Please give the data below again in full, exactly as it stands.

RECORD LIST ::

>>>

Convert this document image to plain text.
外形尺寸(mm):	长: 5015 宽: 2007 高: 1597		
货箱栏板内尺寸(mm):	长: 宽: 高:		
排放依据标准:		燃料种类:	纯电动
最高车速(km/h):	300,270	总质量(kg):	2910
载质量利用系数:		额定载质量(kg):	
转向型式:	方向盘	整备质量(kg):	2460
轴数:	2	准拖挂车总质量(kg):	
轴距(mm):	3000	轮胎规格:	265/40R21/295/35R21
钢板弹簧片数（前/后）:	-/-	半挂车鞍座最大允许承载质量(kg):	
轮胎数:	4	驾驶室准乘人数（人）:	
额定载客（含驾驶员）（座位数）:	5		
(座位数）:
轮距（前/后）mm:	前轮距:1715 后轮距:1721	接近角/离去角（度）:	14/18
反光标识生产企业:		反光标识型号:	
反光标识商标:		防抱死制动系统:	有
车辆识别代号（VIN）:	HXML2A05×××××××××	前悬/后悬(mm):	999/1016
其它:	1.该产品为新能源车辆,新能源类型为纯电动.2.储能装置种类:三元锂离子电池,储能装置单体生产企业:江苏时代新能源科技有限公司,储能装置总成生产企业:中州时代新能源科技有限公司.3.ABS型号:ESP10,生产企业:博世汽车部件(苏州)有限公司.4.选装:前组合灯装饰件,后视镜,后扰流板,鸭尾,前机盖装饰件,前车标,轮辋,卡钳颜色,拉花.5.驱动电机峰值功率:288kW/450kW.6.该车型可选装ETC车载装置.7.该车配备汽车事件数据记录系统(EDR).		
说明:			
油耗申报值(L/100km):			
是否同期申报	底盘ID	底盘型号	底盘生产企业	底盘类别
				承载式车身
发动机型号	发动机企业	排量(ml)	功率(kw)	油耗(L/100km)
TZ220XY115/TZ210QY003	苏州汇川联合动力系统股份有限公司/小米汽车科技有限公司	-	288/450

<<<

SOLUTION ::
Convert this document image to plain text.
外形尺寸(mm):	长: 5015 宽: 2007 高: 1597		
货箱栏板内尺寸(mm):	长: 宽: 高:		
排放依据标准:		燃料种类:	纯电动
最高车速(km/h):	300,270	总质量(kg):	2910
载质量利用系数:		额定载质量(kg):	
转向型式:	方向盘	整备质量(kg):	2460
轴数:	2	准拖挂车总质量(kg):	
轴距(mm):	3000	轮胎规格:	265/40R21/295/35R21
钢板弹簧片数（前/后）:	-/-	半挂车鞍座最大允许承载质量(kg):	
轮胎数:	4	驾驶室准乘人数（人）:	
额定载客（含驾驶员）（座位数）:	5		
(座位数）:
轮距（前/后）mm:	前轮距:1715 后轮距:1721	接近角/离去角（度）:	14/18
反光标识生产企业:		反光标识型号:	
反光标识商标:		防抱死制动系统:	有
车辆识别代号（VIN）:	HXML2A05×××××××××	前悬/后悬(mm):	999/1016
其它:	1.该产品为新能源车辆,新能源类型为纯电动.2.储能装置种类:三元锂离子电池,储能装置单体生产企业:江苏时代新能源科技有限公司,储能装置总成生产企业:中州时代新能源科技有限公司.3.ABS型号:ESP10,生产企业:博世汽车部件(苏州)有限公司.4.选装:前组合灯装饰件,后视镜,后扰流板,鸭尾,前机盖装饰件,前车标,轮辋,卡钳颜色,拉花.5.驱动电机峰值功率:288kW/450kW.6.该车型可选装ETC车载装置.7.该车配备汽车事件数据记录系统(EDR).		
说明:			
油耗申报值(L/100km):			
是否同期申报	底盘ID	底盘型号	底盘生产企业	底盘类别
				承载式车身
发动机型号	发动机企业	排量(ml)	功率(kw)	油耗(L/100km)
TZ220XY115/TZ210QY003	苏州汇川联合动力系统股份有限公司/小米汽车科技有限公司	-	288/450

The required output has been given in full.